## RAW DATA
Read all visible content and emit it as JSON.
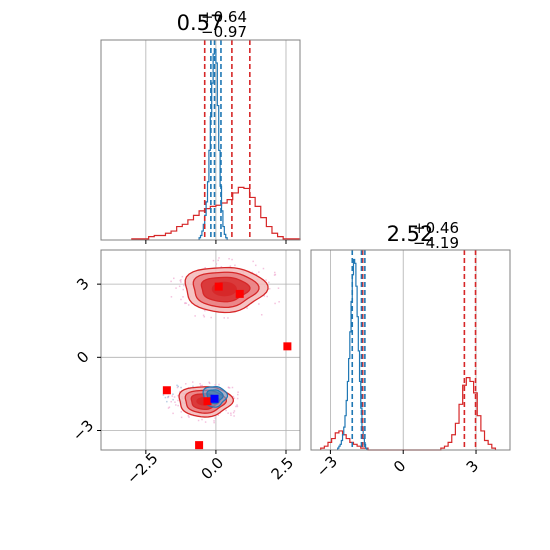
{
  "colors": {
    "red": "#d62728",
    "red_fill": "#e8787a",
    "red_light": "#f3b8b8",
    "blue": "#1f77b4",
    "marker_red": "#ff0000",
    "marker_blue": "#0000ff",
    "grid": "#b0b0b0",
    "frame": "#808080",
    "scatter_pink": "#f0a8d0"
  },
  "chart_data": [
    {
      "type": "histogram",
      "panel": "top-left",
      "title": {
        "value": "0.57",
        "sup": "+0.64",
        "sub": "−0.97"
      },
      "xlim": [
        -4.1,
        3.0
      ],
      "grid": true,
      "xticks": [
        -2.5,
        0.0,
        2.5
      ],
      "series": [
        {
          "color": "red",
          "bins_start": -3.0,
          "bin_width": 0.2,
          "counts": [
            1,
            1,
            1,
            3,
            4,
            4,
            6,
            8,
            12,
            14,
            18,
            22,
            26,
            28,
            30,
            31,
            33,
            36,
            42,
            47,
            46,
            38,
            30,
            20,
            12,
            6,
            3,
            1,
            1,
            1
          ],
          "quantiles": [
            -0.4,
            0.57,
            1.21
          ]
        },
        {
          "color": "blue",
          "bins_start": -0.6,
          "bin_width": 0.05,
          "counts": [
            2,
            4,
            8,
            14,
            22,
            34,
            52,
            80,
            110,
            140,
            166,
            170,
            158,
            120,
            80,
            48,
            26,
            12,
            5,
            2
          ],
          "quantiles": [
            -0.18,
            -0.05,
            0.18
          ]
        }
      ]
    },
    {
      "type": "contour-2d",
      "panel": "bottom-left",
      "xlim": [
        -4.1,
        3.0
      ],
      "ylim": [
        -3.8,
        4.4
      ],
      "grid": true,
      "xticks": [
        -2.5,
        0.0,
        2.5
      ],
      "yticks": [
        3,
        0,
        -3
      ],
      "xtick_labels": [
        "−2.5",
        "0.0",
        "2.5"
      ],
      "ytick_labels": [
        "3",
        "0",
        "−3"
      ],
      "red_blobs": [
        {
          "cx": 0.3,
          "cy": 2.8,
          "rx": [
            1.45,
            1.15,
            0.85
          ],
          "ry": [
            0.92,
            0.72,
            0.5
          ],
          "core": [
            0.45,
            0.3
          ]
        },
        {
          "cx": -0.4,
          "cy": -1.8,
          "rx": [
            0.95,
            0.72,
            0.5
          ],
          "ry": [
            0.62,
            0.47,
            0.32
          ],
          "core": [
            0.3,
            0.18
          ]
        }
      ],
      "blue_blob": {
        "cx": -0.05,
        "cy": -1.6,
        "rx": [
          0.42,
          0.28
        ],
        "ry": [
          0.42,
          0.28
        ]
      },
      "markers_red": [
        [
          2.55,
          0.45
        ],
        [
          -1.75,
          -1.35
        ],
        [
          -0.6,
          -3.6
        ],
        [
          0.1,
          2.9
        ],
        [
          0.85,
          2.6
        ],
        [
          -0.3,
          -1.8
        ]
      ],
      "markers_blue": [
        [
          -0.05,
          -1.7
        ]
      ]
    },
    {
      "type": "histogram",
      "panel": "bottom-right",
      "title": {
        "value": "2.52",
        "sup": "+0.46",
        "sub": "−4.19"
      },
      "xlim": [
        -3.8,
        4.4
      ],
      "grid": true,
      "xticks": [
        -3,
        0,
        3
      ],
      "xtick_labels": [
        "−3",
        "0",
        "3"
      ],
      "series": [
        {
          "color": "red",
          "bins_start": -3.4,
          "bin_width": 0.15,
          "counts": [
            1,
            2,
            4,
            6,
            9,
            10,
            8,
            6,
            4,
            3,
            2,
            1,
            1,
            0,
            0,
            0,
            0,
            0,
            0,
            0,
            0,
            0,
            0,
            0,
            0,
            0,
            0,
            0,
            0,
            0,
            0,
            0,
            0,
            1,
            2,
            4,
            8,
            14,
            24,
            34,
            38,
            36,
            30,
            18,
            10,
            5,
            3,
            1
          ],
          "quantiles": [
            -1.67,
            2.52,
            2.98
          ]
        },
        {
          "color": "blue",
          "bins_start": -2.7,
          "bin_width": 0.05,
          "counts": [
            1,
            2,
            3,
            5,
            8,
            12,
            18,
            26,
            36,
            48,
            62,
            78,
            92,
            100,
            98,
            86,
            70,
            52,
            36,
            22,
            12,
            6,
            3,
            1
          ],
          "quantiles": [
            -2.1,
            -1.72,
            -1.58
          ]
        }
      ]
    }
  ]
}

## WORK REQUIRED
From the data above, copy each line that has the string "bottom".

## FINAL RESULT
      "panel": "bottom-left",
      "panel": "bottom-right",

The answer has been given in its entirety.